══ Reading passage ══


  • Unit

    Gengyu Li successfully defended his doctoral thesis, entitled "Firing of hippocampal neurogliaform cells induces suppression of synaptic inhibition" in his viva voce examination on 12th September 2014. Only minor corrections have been requested by the examiners. 

    Gengyu's examiners were Dr. Alberto Bacci, ICM Institut du Cerveau et de la Moelle Epiniere CNRS/INSERM Paris, and Dr. Colin J. Akerman, Dept. of Pharmacology, University of Oxford.

  • Unit

    We are pleased to welcome Dr Hua Zhang, Dr Jennifer Kaufling, and Dr Natalie Doig to the Unit. Hua has joined us as a Research Technician, and Jenny and Natalie have joined the Unit as Postdoctoral Scientists. They will work in the group of Peter Magill, and their research shares the broad aim of defining the neuronal substrates of a functional dichotomy in the external globus pallidus of the dopamine-intact brain.

  • Unit

    Michael Crump successfully defended his doctoral thesis, entitled "Diverse firing patterns of neurons of the medial septum and their hippocampal targets", in his viva voce examination on 9th September 2014. Only minor corrections have been requested by the examiners.

═══
══ Data to examine ══

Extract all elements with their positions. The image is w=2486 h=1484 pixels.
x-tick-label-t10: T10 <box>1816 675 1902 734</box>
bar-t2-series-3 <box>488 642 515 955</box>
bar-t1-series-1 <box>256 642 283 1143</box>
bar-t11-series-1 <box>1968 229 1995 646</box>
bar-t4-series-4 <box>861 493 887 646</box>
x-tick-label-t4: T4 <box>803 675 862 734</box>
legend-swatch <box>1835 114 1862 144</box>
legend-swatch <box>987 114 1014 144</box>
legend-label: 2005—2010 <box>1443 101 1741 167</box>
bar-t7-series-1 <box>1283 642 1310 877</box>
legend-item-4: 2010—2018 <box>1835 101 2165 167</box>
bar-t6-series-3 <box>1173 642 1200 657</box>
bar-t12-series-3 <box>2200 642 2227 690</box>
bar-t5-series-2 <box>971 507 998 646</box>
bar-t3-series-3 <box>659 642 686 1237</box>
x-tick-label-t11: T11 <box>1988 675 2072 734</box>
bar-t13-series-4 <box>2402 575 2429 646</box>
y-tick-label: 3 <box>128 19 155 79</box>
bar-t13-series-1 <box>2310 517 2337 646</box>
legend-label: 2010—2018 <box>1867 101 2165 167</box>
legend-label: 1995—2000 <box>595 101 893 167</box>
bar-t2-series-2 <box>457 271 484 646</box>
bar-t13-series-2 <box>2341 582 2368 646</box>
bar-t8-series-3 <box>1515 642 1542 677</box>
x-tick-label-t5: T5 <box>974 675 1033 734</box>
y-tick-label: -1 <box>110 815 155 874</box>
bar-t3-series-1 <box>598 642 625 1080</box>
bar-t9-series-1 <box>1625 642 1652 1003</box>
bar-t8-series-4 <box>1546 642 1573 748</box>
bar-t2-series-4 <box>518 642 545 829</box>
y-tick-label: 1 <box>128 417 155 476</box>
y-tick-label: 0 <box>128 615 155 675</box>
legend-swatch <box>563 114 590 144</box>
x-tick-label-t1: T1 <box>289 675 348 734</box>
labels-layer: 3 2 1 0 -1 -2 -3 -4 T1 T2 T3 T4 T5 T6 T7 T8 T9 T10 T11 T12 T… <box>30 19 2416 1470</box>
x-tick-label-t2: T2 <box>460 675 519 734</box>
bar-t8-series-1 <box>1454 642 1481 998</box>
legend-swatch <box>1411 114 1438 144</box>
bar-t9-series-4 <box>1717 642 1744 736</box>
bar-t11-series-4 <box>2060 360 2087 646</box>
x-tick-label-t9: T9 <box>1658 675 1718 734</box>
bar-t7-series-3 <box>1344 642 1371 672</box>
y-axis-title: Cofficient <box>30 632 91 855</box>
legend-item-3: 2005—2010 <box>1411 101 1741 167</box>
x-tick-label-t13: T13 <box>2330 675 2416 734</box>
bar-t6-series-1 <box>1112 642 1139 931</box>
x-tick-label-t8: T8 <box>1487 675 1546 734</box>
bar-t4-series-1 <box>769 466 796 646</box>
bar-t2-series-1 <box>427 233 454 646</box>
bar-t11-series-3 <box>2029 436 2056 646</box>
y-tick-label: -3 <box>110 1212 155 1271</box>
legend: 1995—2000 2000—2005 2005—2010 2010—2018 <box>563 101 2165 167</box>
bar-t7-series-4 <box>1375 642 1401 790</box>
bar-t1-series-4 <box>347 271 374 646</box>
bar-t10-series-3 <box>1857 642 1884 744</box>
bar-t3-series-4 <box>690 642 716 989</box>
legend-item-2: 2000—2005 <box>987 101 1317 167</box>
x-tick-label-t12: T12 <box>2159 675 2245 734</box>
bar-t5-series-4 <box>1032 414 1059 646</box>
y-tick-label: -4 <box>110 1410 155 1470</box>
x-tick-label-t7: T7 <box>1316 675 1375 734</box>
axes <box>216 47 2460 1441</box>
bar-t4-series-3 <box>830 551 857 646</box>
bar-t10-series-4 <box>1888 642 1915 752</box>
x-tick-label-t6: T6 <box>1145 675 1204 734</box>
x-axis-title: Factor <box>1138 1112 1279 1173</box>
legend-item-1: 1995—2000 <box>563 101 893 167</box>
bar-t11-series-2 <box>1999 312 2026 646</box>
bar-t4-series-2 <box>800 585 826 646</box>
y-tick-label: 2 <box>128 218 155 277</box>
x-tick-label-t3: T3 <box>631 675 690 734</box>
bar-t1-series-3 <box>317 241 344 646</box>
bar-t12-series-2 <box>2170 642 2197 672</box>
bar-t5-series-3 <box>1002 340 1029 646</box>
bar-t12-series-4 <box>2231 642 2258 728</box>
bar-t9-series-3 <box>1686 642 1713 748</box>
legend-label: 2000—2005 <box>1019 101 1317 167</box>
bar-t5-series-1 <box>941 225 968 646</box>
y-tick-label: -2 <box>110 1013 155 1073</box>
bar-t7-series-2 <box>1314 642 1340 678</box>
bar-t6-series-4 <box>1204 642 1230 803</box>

═══

▸ Tasks to complete
(1) In the unit announcements, which group will Hua Zhang, Jennifer Kaufling and Natalie Doig work in?
(2) Continue the unit announcements from the point where the text stops.
The lines above are separate material, apart from the unit announcements.

▸ Solved problems
(1) Peter Magill's group.

(2)
    Michael's examiners were Prof. Francesco Ferraguti, Institute of Pharmacology, University of Innsbruck, and Prof. Trevor Sharp, Professor of Neuroscience, Dept. of Pharmacology, University of Oxford.

  • Unit

    Linda Katona successfully defended her doctoral thesis, entitled "The role of cell-type selective synaptic connections in rhythmic neuronal network activity in the hippocampus", in her viva voce  examination on 13th August 2014. Only minor corrections have been requested by the examiners.

    Her examiners were Prof. Kenneth Harris, Professor of Quantative Neuroscience, Institute of Neurology, UCL and Dr. Simon Butt, Associate Professor in Neuroscience, Dept. of Physiology, Anatomy & Genetics, University of Oxford.

  • Unit

    We are delighted to welcome back István Lukács, a visiting medical student from the Medical University of Targu Mures, Romania where he finished his 4th year, to Prof. Peter Somogyi's laboratory for a 2 month visit. István was a previous winner of the Oxford Cajal Scholarship scheme. He joins a project on the synaptic connections of identified neurons in acute human cortical slices recorded in vitro by the group of Prof Gabor Tamas, a previous Unit member now in the University of Szeged, Hungary.

  • Unit

    Peter Saghy has joined Peter Somogyi’s lab for a month long visit as part of the Oxford Cajal Scholarship scheme.  He won the Ramon y Cajal competition with his essay, "Does evolution have a direction and what is the meaning of life?".

    Peter completed his third year of high school at the Hungarian Gimnázium of Dunaszerdahely, the Slovak Republic.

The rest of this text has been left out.